-- Activity --
Print every record below exactly, minus the pictures.
━━━━━━
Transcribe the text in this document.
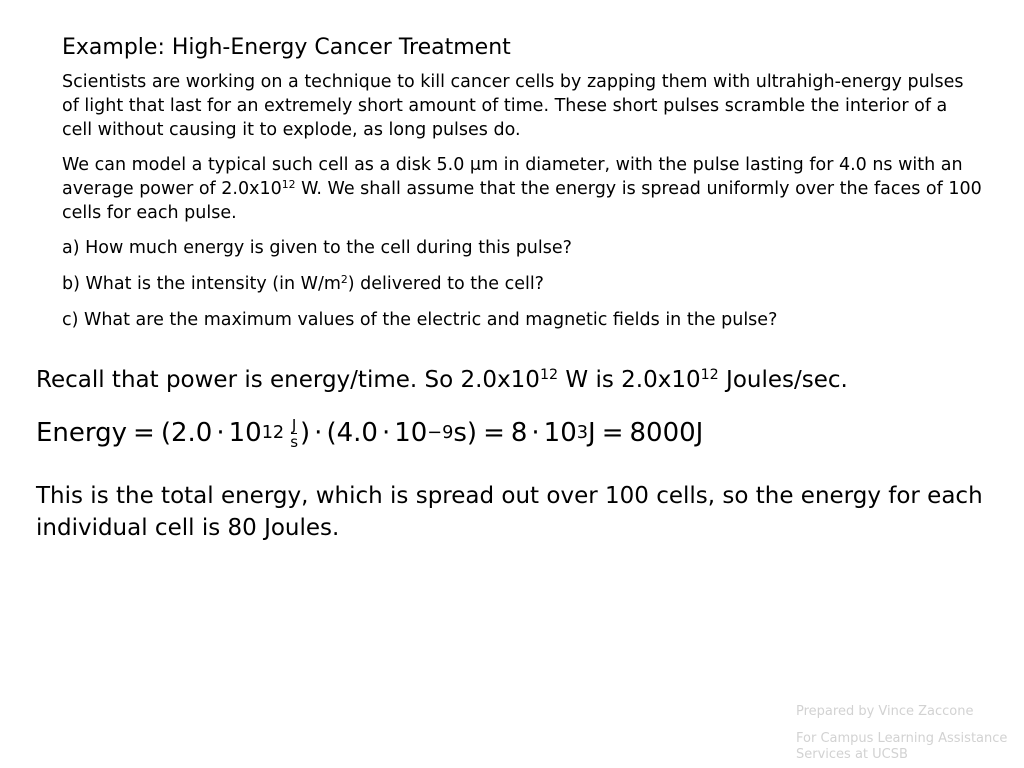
Example: High-Energy Cancer Treatment

Scientists are working on a technique to kill cancer cells by zapping them with ultrahigh-energy pulses of light that last for an extremely short amount of time. These short pulses scramble the interior of a cell without causing it to explode, as long pulses do.

We can model a typical such cell as a disk 5.0 μm in diameter, with the pulse lasting for 4.0 ns with an average power of $2.0x10^{12}$ W. We shall assume that the energy is spread uniformly over the faces of 100 cells for each pulse.

a) How much energy is given to the cell during this pulse?

b) What is the intensity (in $W/m^2$) delivered to the cell?

c) What are the maximum values of the electric and magnetic fields in the pulse?

Recall that power is energy/time. So $2.0x10^{12}$ W is $2.0x10^{12}$ Joules/sec.

Energy = (2.0 · 10 $12 \frac{J}{s}$ ) · (4.0 · 10 −9 s) = 8 · 10 3 J = 8000J

This is the total energy, which is spread out over 100 cells, so the energy for each individual cell is 80 Joules.

Prepared by Vince Zaccone
For Campus Learning Assistance Services at UCSB
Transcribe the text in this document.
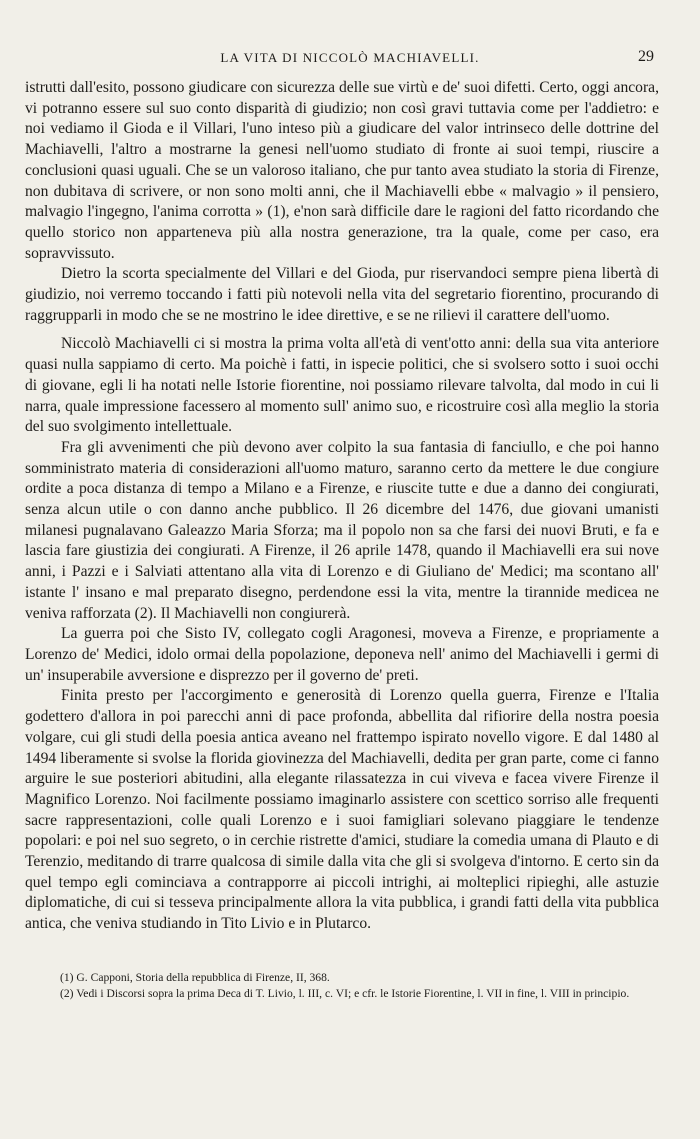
LA VITA DI NICCOLÒ MACHIAVELLI.	29

istrutti dall'esito, possono giudicare con sicurezza delle sue virtù e de' suoi difetti. Certo, oggi ancora, vi potranno essere sul suo conto disparità di giudizio; non così gravi tuttavia come per l'addietro: e noi vediamo il Gioda e il Villari, l'uno inteso più a giudicare del valor intrinseco delle dottrine del Machiavelli, l'altro a mostrarne la genesi nell'uomo studiato di fronte ai suoi tempi, riuscire a conclusioni quasi uguali. Che se un valoroso italiano, che pur tanto avea studiato la storia di Firenze, non dubitava di scrivere, or non sono molti anni, che il Machiavelli ebbe « malvagio » il pensiero, malvagio l'ingegno, l'anima corrotta » (1), e'non sarà difficile dare le ragioni del fatto ricordando che quello storico non apparteneva più alla nostra generazione, tra la quale, come per caso, era sopravvissuto.

Dietro la scorta specialmente del Villari e del Gioda, pur riservandoci sempre piena libertà di giudizio, noi verremo toccando i fatti più notevoli nella vita del segretario fiorentino, procurando di raggrupparli in modo che se ne mostrino le idee direttive, e se ne rilievi il carattere dell'uomo.

Niccolò Machiavelli ci si mostra la prima volta all'età di vent'otto anni: della sua vita anteriore quasi nulla sappiamo di certo. Ma poichè i fatti, in ispecie politici, che si svolsero sotto i suoi occhi di giovane, egli li ha notati nelle Istorie fiorentine, noi possiamo rilevare talvolta, dal modo in cui li narra, quale impressione facessero al momento sull' animo suo, e ricostruire così alla meglio la storia del suo svolgimento intellettuale.

Fra gli avvenimenti che più devono aver colpito la sua fantasia di fanciullo, e che poi hanno somministrato materia di considerazioni all'uomo maturo, saranno certo da mettere le due congiure ordite a poca distanza di tempo a Milano e a Firenze, e riuscite tutte e due a danno dei congiurati, senza alcun utile o con danno anche pubblico. Il 26 dicembre del 1476, due giovani umanisti milanesi pugnalavano Galeazzo Maria Sforza; ma il popolo non sa che farsi dei nuovi Bruti, e fa e lascia fare giustizia dei congiurati. A Firenze, il 26 aprile 1478, quando il Machiavelli era sui nove anni, i Pazzi e i Salviati attentano alla vita di Lorenzo e di Giuliano de' Medici; ma scontano all' istante l' insano e mal preparato disegno, perdendone essi la vita, mentre la tirannide medicea ne veniva rafforzata (2). Il Machiavelli non congiurerà.

La guerra poi che Sisto IV, collegato cogli Aragonesi, moveva a Firenze, e propriamente a Lorenzo de' Medici, idolo ormai della popolazione, deponeva nell' animo del Machiavelli i germi di un' insuperabile avversione e disprezzo per il governo de' preti.

Finita presto per l'accorgimento e generosità di Lorenzo quella guerra, Firenze e l'Italia godettero d'allora in poi parecchi anni di pace profonda, abbellita dal rifiorire della nostra poesia volgare, cui gli studi della poesia antica aveano nel frattempo ispirato novello vigore. E dal 1480 al 1494 liberamente si svolse la florida giovinezza del Machiavelli, dedita per gran parte, come ci fanno arguire le sue posteriori abitudini, alla elegante rilassatezza in cui viveva e facea vivere Firenze il Magnifico Lorenzo. Noi facilmente possiamo imaginarlo assistere con scettico sorriso alle frequenti sacre rappresentazioni, colle quali Lorenzo e i suoi famigliari solevano piaggiare le tendenze popolari: e poi nel suo segreto, o in cerchie ristrette d'amici, studiare la comedia umana di Plauto e di Terenzio, meditando di trarre qualcosa di simile dalla vita che gli si svolgeva d'intorno. E certo sin da quel tempo egli cominciava a contrapporre ai piccoli intrighi, ai molteplici ripieghi, alle astuzie diplomatiche, di cui si tesseva principalmente allora la vita pubblica, i grandi fatti della vita pubblica antica, che veniva studiando in Tito Livio e in Plutarco.

(1) G. Capponi, Storia della repubblica di Firenze, II, 368.

(2) Vedi i Discorsi sopra la prima Deca di T. Livio, l. III, c. VI; e cfr. le Istorie Fiorentine, l. VII in fine, l. VIII in principio.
━━━━━━
-- Task result --
Transcribe the text in this document.
Example: High-Energy Cancer Treatment

Scientists are working on a technique to kill cancer cells by zapping them with ultrahigh-energy pulses of light that last for an extremely short amount of time. These short pulses scramble the interior of a cell without causing it to explode, as long pulses do.

We can model a typical such cell as a disk 5.0 μm in diameter, with the pulse lasting for 4.0 ns with an average power of $2.0x10^{12}$ W. We shall assume that the energy is spread uniformly over the faces of 100 cells for each pulse.

a) How much energy is given to the cell during this pulse?

b) What is the intensity (in $W/m^2$) delivered to the cell?

c) What are the maximum values of the electric and magnetic fields in the pulse?

Recall that power is energy/time. So $2.0x10^{12}$ W is $2.0x10^{12}$ Joules/sec.

Energy = (2.0 · 10 $12 \frac{J}{s}$ ) · (4.0 · 10 −9 s) = 8 · 10 3 J = 8000J

This is the total energy, which is spread out over 100 cells, so the energy for each individual cell is 80 Joules.

Prepared by Vince Zaccone
For Campus Learning Assistance Services at UCSB
Transcribe the text in this document.
LA VITA DI NICCOLÒ MACHIAVELLI.	29

istrutti dall'esito, possono giudicare con sicurezza delle sue virtù e de' suoi difetti. Certo, oggi ancora, vi potranno essere sul suo conto disparità di giudizio; non così gravi tuttavia come per l'addietro: e noi vediamo il Gioda e il Villari, l'uno inteso più a giudicare del valor intrinseco delle dottrine del Machiavelli, l'altro a mostrarne la genesi nell'uomo studiato di fronte ai suoi tempi, riuscire a conclusioni quasi uguali. Che se un valoroso italiano, che pur tanto avea studiato la storia di Firenze, non dubitava di scrivere, or non sono molti anni, che il Machiavelli ebbe « malvagio » il pensiero, malvagio l'ingegno, l'anima corrotta » (1), e'non sarà difficile dare le ragioni del fatto ricordando che quello storico non apparteneva più alla nostra generazione, tra la quale, come per caso, era sopravvissuto.

Dietro la scorta specialmente del Villari e del Gioda, pur riservandoci sempre piena libertà di giudizio, noi verremo toccando i fatti più notevoli nella vita del segretario fiorentino, procurando di raggrupparli in modo che se ne mostrino le idee direttive, e se ne rilievi il carattere dell'uomo.

Niccolò Machiavelli ci si mostra la prima volta all'età di vent'otto anni: della sua vita anteriore quasi nulla sappiamo di certo. Ma poichè i fatti, in ispecie politici, che si svolsero sotto i suoi occhi di giovane, egli li ha notati nelle Istorie fiorentine, noi possiamo rilevare talvolta, dal modo in cui li narra, quale impressione facessero al momento sull' animo suo, e ricostruire così alla meglio la storia del suo svolgimento intellettuale.

Fra gli avvenimenti che più devono aver colpito la sua fantasia di fanciullo, e che poi hanno somministrato materia di considerazioni all'uomo maturo, saranno certo da mettere le due congiure ordite a poca distanza di tempo a Milano e a Firenze, e riuscite tutte e due a danno dei congiurati, senza alcun utile o con danno anche pubblico. Il 26 dicembre del 1476, due giovani umanisti milanesi pugnalavano Galeazzo Maria Sforza; ma il popolo non sa che farsi dei nuovi Bruti, e fa e lascia fare giustizia dei congiurati. A Firenze, il 26 aprile 1478, quando il Machiavelli era sui nove anni, i Pazzi e i Salviati attentano alla vita di Lorenzo e di Giuliano de' Medici; ma scontano all' istante l' insano e mal preparato disegno, perdendone essi la vita, mentre la tirannide medicea ne veniva rafforzata (2). Il Machiavelli non congiurerà.

La guerra poi che Sisto IV, collegato cogli Aragonesi, moveva a Firenze, e propriamente a Lorenzo de' Medici, idolo ormai della popolazione, deponeva nell' animo del Machiavelli i germi di un' insuperabile avversione e disprezzo per il governo de' preti.

Finita presto per l'accorgimento e generosità di Lorenzo quella guerra, Firenze e l'Italia godettero d'allora in poi parecchi anni di pace profonda, abbellita dal rifiorire della nostra poesia volgare, cui gli studi della poesia antica aveano nel frattempo ispirato novello vigore. E dal 1480 al 1494 liberamente si svolse la florida giovinezza del Machiavelli, dedita per gran parte, come ci fanno arguire le sue posteriori abitudini, alla elegante rilassatezza in cui viveva e facea vivere Firenze il Magnifico Lorenzo. Noi facilmente possiamo imaginarlo assistere con scettico sorriso alle frequenti sacre rappresentazioni, colle quali Lorenzo e i suoi famigliari solevano piaggiare le tendenze popolari: e poi nel suo segreto, o in cerchie ristrette d'amici, studiare la comedia umana di Plauto e di Terenzio, meditando di trarre qualcosa di simile dalla vita che gli si svolgeva d'intorno. E certo sin da quel tempo egli cominciava a contrapporre ai piccoli intrighi, ai molteplici ripieghi, alle astuzie diplomatiche, di cui si tesseva principalmente allora la vita pubblica, i grandi fatti della vita pubblica antica, che veniva studiando in Tito Livio e in Plutarco.

(1) G. Capponi, Storia della repubblica di Firenze, II, 368.

(2) Vedi i Discorsi sopra la prima Deca di T. Livio, l. III, c. VI; e cfr. le Istorie Fiorentine, l. VII in fine, l. VIII in principio.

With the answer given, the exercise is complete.